* What the task requires
From the listing below, extract each line containing the string "Number".

** BEGIN Data section **

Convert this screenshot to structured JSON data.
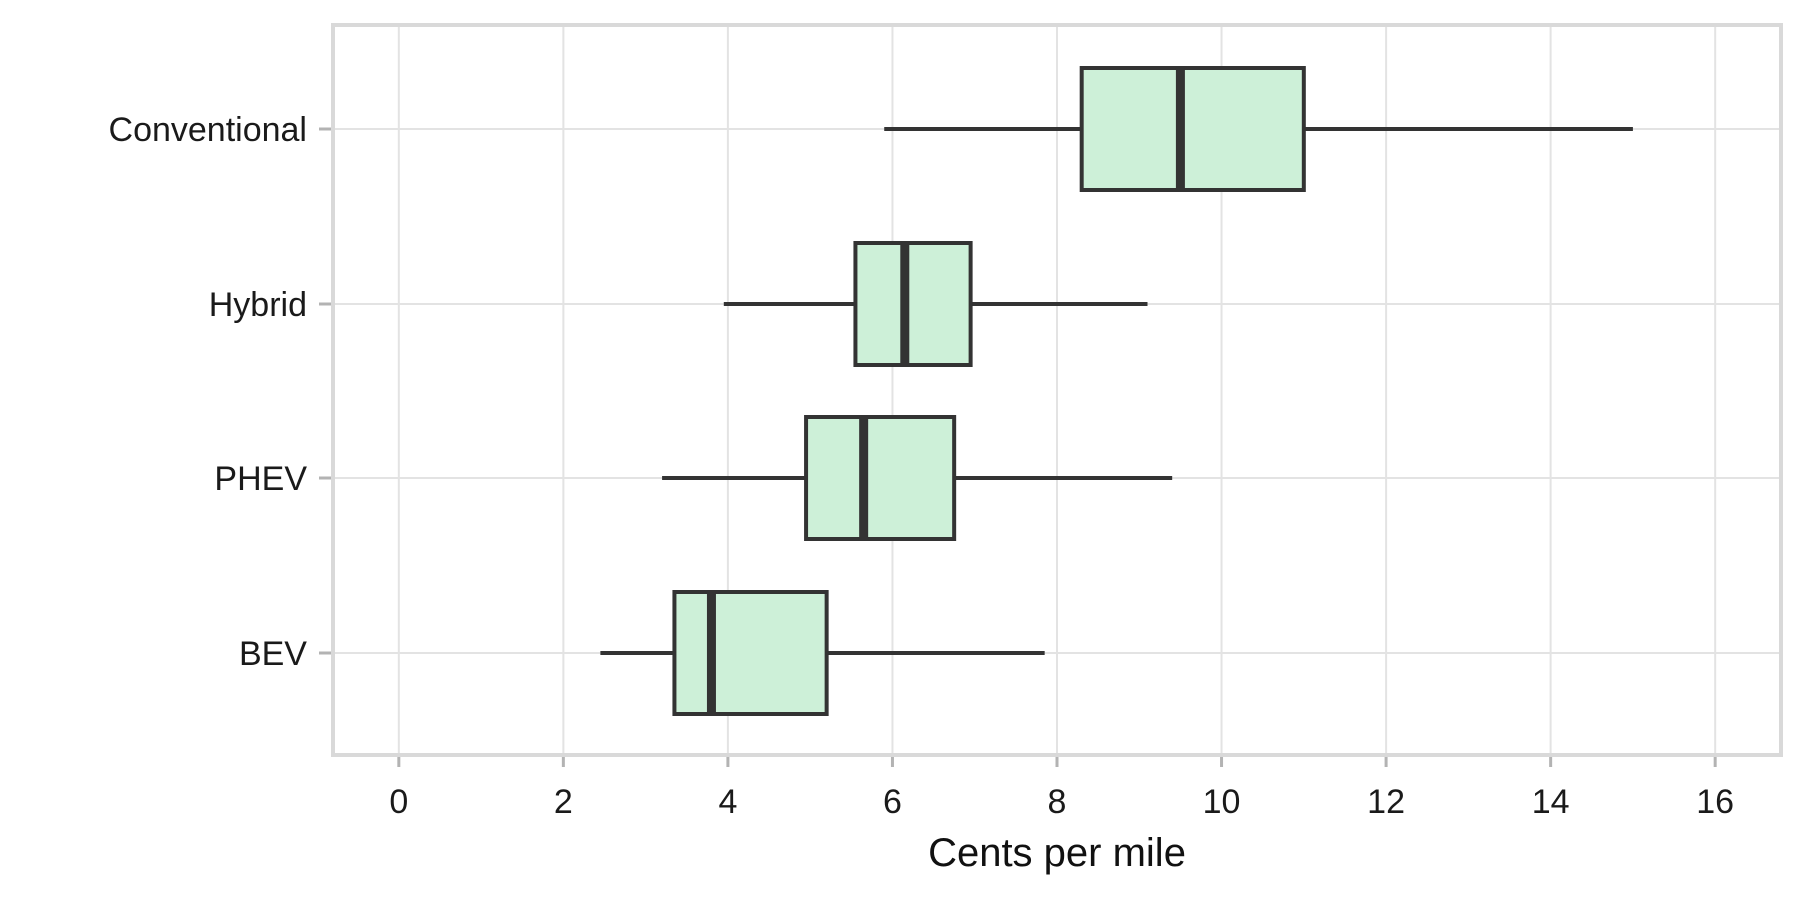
{
  "chart_data": {
    "type": "boxplot",
    "orientation": "horizontal",
    "title": "",
    "xlabel": "Cents per mile",
    "ylabel": "",
    "xlim": [
      -0.8,
      16.8
    ],
    "x_ticks": [
      0,
      2,
      4,
      6,
      8,
      10,
      12,
      14,
      16
    ],
    "x_tick_labels": [
      "0",
      "2",
      "4",
      "6",
      "8",
      "10",
      "12",
      "14",
      "16"
    ],
    "grid": true,
    "legend": "none",
    "categories": [
      "Conventional",
      "Hybrid",
      "PHEV",
      "BEV"
    ],
    "boxes": [
      {
        "category": "Conventional",
        "min": 5.9,
        "q1": 8.3,
        "median": 9.5,
        "q3": 11.0,
        "max": 15.0
      },
      {
        "category": "Hybrid",
        "min": 3.95,
        "q1": 5.55,
        "median": 6.15,
        "q3": 6.95,
        "max": 9.1
      },
      {
        "category": "PHEV",
        "min": 3.2,
        "q1": 4.95,
        "median": 5.65,
        "q3": 6.75,
        "max": 9.4
      },
      {
        "category": "BEV",
        "min": 2.45,
        "q1": 3.35,
        "median": 3.8,
        "q3": 5.2,
        "max": 7.85
      }
    ],
    "colors": {
      "box_fill": "#cdf0d8",
      "box_stroke": "#333333",
      "grid": "#e3e3e3",
      "panel_border": "#d9d9d9",
      "axis_tick": "#b3b3b3"
    }
  }
}
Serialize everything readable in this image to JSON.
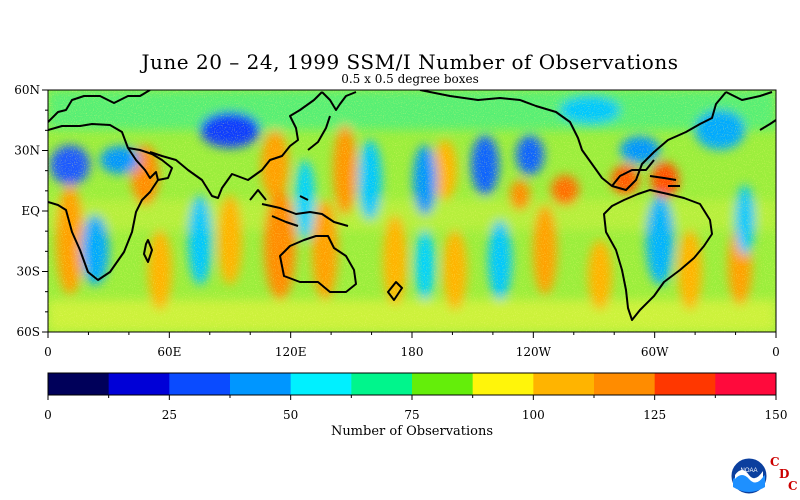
{
  "title": "June 20 – 24, 1999 SSM/I Number of Observations",
  "subtitle": "0.5 x 0.5 degree boxes",
  "map": {
    "lat_labels": [
      "60N",
      "30N",
      "EQ",
      "30S",
      "60S"
    ],
    "lon_labels": [
      "0",
      "60E",
      "120E",
      "180",
      "120W",
      "60W",
      "0"
    ],
    "lat_range": [
      -60,
      60
    ],
    "lon_range": [
      0,
      360
    ]
  },
  "colorbar": {
    "label": "Number of Observations",
    "tick_labels": [
      "0",
      "25",
      "50",
      "75",
      "100",
      "125",
      "150"
    ],
    "range": [
      0,
      150
    ],
    "colors": [
      "#00005a",
      "#0000d7",
      "#0a4bff",
      "#0096ff",
      "#00f0ff",
      "#00f58c",
      "#64ee0a",
      "#fff50a",
      "#ffb400",
      "#ff8c00",
      "#ff3700",
      "#ff0a3c"
    ]
  },
  "logos": {
    "noaa_text": "NOAA",
    "cdc_letters": [
      "C",
      "D",
      "C"
    ]
  }
}
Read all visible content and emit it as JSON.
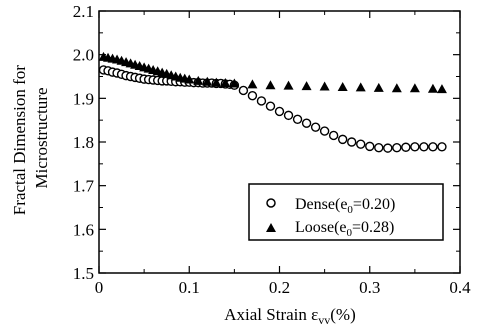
{
  "chart_data": {
    "type": "scatter",
    "xlabel": "Axial Strain  ε",
    "xlabel_sub": "vv",
    "xlabel_unit": "(%)",
    "ylabel_line1": "Fractal Dimension for",
    "ylabel_line2": "Microstructure",
    "xlim": [
      0,
      0.4
    ],
    "ylim": [
      1.5,
      2.1
    ],
    "xticks": [
      0,
      0.1,
      0.2,
      0.3,
      0.4
    ],
    "xtick_labels": [
      "0",
      "0.1",
      "0.2",
      "0.3",
      "0.4"
    ],
    "yticks": [
      1.5,
      1.6,
      1.7,
      1.8,
      1.9,
      2.0,
      2.1
    ],
    "ytick_labels": [
      "1.5",
      "1.6",
      "1.7",
      "1.8",
      "1.9",
      "2.0",
      "2.1"
    ],
    "legend_position": "bottom-right",
    "series": [
      {
        "name": "Dense(e",
        "name_sub": "0",
        "name_tail": "=0.20)",
        "marker": "open-circle",
        "color": "#000000",
        "x": [
          0.005,
          0.01,
          0.015,
          0.02,
          0.025,
          0.03,
          0.035,
          0.04,
          0.045,
          0.05,
          0.055,
          0.06,
          0.065,
          0.07,
          0.075,
          0.08,
          0.085,
          0.09,
          0.095,
          0.1,
          0.105,
          0.11,
          0.115,
          0.12,
          0.125,
          0.13,
          0.135,
          0.14,
          0.145,
          0.15,
          0.16,
          0.17,
          0.18,
          0.19,
          0.2,
          0.21,
          0.22,
          0.23,
          0.24,
          0.25,
          0.26,
          0.27,
          0.28,
          0.29,
          0.3,
          0.31,
          0.32,
          0.33,
          0.34,
          0.35,
          0.36,
          0.37,
          0.38
        ],
        "y": [
          1.965,
          1.963,
          1.96,
          1.958,
          1.955,
          1.952,
          1.95,
          1.948,
          1.946,
          1.944,
          1.943,
          1.942,
          1.941,
          1.94,
          1.94,
          1.939,
          1.938,
          1.938,
          1.937,
          1.937,
          1.936,
          1.936,
          1.935,
          1.935,
          1.935,
          1.934,
          1.934,
          1.933,
          1.932,
          1.93,
          1.918,
          1.906,
          1.894,
          1.882,
          1.87,
          1.861,
          1.852,
          1.843,
          1.834,
          1.825,
          1.815,
          1.806,
          1.8,
          1.795,
          1.79,
          1.787,
          1.786,
          1.787,
          1.788,
          1.789,
          1.789,
          1.789,
          1.789
        ]
      },
      {
        "name": "Loose(e",
        "name_sub": "0",
        "name_tail": "=0.28)",
        "marker": "filled-triangle",
        "color": "#000000",
        "x": [
          0.005,
          0.01,
          0.015,
          0.02,
          0.025,
          0.03,
          0.035,
          0.04,
          0.045,
          0.05,
          0.055,
          0.06,
          0.065,
          0.07,
          0.075,
          0.08,
          0.085,
          0.09,
          0.095,
          0.1,
          0.11,
          0.12,
          0.13,
          0.14,
          0.15,
          0.17,
          0.19,
          0.21,
          0.23,
          0.25,
          0.27,
          0.29,
          0.31,
          0.33,
          0.35,
          0.37,
          0.38
        ],
        "y": [
          1.995,
          1.993,
          1.991,
          1.989,
          1.986,
          1.983,
          1.98,
          1.977,
          1.974,
          1.971,
          1.968,
          1.965,
          1.962,
          1.959,
          1.956,
          1.953,
          1.95,
          1.947,
          1.945,
          1.943,
          1.94,
          1.938,
          1.936,
          1.935,
          1.934,
          1.932,
          1.93,
          1.929,
          1.928,
          1.927,
          1.926,
          1.925,
          1.924,
          1.923,
          1.923,
          1.922,
          1.921
        ]
      }
    ]
  }
}
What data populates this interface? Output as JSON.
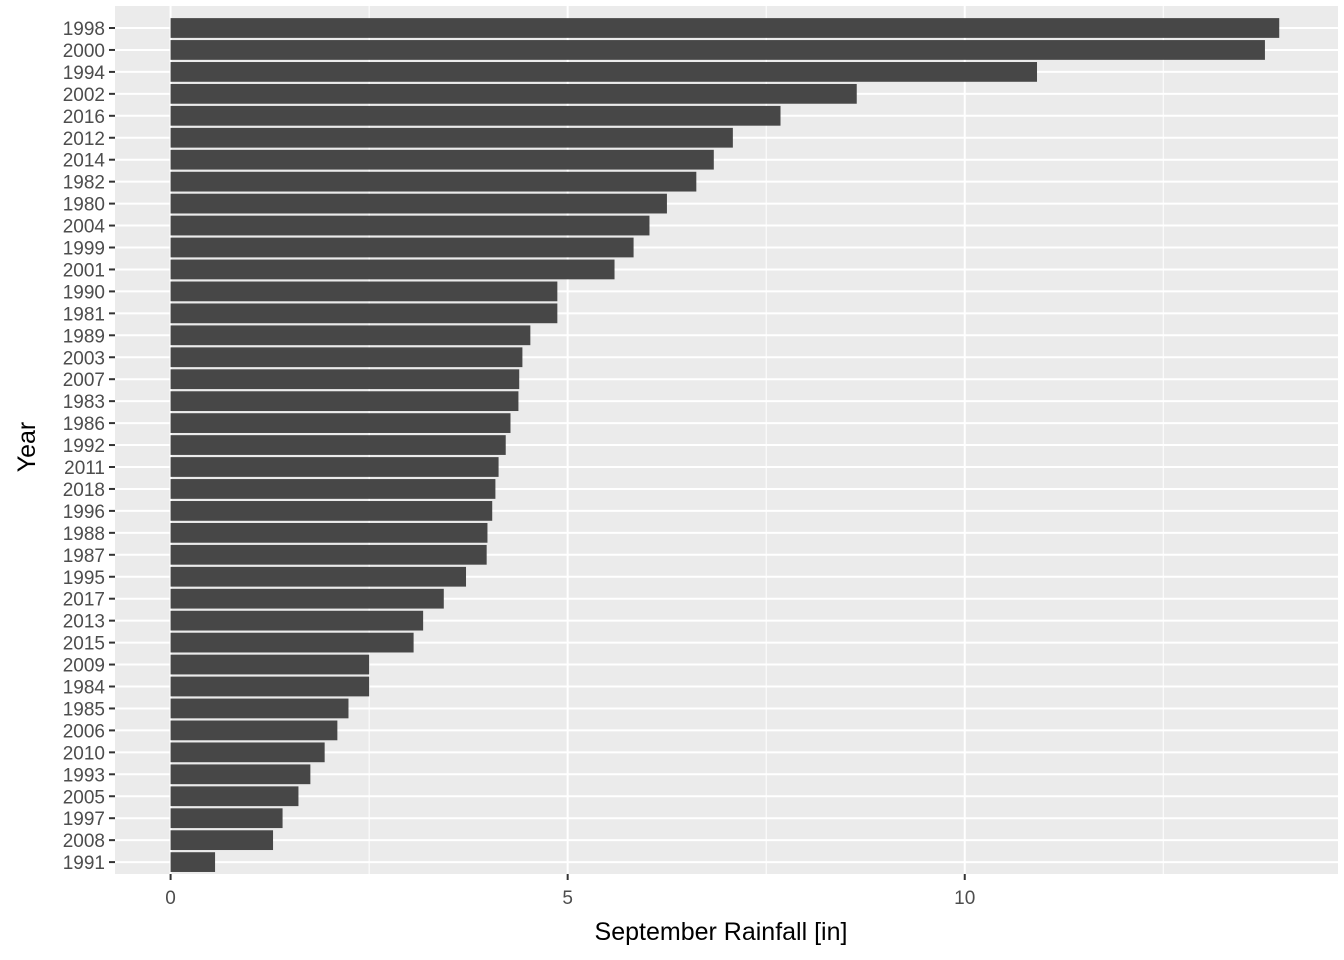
{
  "chart_data": {
    "type": "bar",
    "orientation": "horizontal",
    "title": "",
    "xlabel": "September Rainfall [in]",
    "ylabel": "Year",
    "xlim": [
      -0.7,
      14.7
    ],
    "xticks": [
      0,
      5,
      10
    ],
    "grid": true,
    "legend": "none",
    "colors": {
      "bar": "#474747",
      "panel": "#ebebeb",
      "grid": "#ffffff",
      "tick_text": "#4d4d4d",
      "title_text": "#000000"
    },
    "categories": [
      "1998",
      "2000",
      "1994",
      "2002",
      "2016",
      "2012",
      "2014",
      "1982",
      "1980",
      "2004",
      "1999",
      "2001",
      "1990",
      "1981",
      "1989",
      "2003",
      "2007",
      "1983",
      "1986",
      "1992",
      "2011",
      "2018",
      "1996",
      "1988",
      "1987",
      "1995",
      "2017",
      "2013",
      "2015",
      "2009",
      "1984",
      "1985",
      "2006",
      "2010",
      "1993",
      "2005",
      "1997",
      "2008",
      "1991"
    ],
    "values": [
      13.96,
      13.78,
      10.91,
      8.64,
      7.68,
      7.08,
      6.84,
      6.62,
      6.25,
      6.03,
      5.83,
      5.59,
      4.87,
      4.87,
      4.53,
      4.43,
      4.39,
      4.38,
      4.28,
      4.22,
      4.13,
      4.09,
      4.05,
      3.99,
      3.98,
      3.72,
      3.44,
      3.18,
      3.06,
      2.5,
      2.5,
      2.24,
      2.1,
      1.94,
      1.76,
      1.61,
      1.41,
      1.29,
      0.56
    ]
  }
}
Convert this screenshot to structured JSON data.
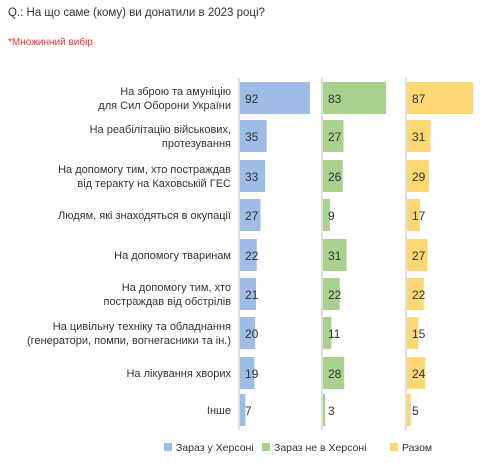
{
  "question": "Q.: На що саме (кому) ви донатили в 2023 році?",
  "note": "*Множинний вибір",
  "colors": {
    "series_1": "#9dbde6",
    "series_2": "#a9d18e",
    "series_3": "#fcd872",
    "axis_line": "#bfbfbf",
    "text": "#333333",
    "note": "#e8363b"
  },
  "chart_data": {
    "type": "bar",
    "orientation": "horizontal",
    "layout": "small-multiples",
    "categories": [
      [
        "На зброю та амуніцію",
        "для Сил Оборони України"
      ],
      [
        "На реабілітацію військових,",
        "протезування"
      ],
      [
        "На допомогу тим, хто постраждав",
        "від теракту на Каховській ГЕС"
      ],
      [
        "Людям, які знаходяться в окупації"
      ],
      [
        "На допомогу тваринам"
      ],
      [
        "На допомогу тим, хто",
        "постраждав від обстрілів"
      ],
      [
        "На цивільну техніку та обладнання",
        "(генератори, помпи, вогнегасники та ін.)"
      ],
      [
        "На лікування хворих"
      ],
      [
        "Інше"
      ]
    ],
    "series": [
      {
        "name": "Зараз у Херсоні",
        "values": [
          92,
          35,
          33,
          27,
          22,
          21,
          20,
          19,
          7
        ]
      },
      {
        "name": "Зараз не в Херсоні",
        "values": [
          83,
          27,
          26,
          9,
          31,
          22,
          11,
          28,
          3
        ]
      },
      {
        "name": "Разом",
        "values": [
          87,
          31,
          29,
          17,
          27,
          22,
          15,
          24,
          5
        ]
      }
    ],
    "xlim": [
      0,
      100
    ],
    "data_labels": true,
    "legend": "bottom"
  }
}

** END Data section **

* Exercise output
  "title": "June 20 – 24, 1999 SSM/I Number of Observations",
    "label": "Number of Observations",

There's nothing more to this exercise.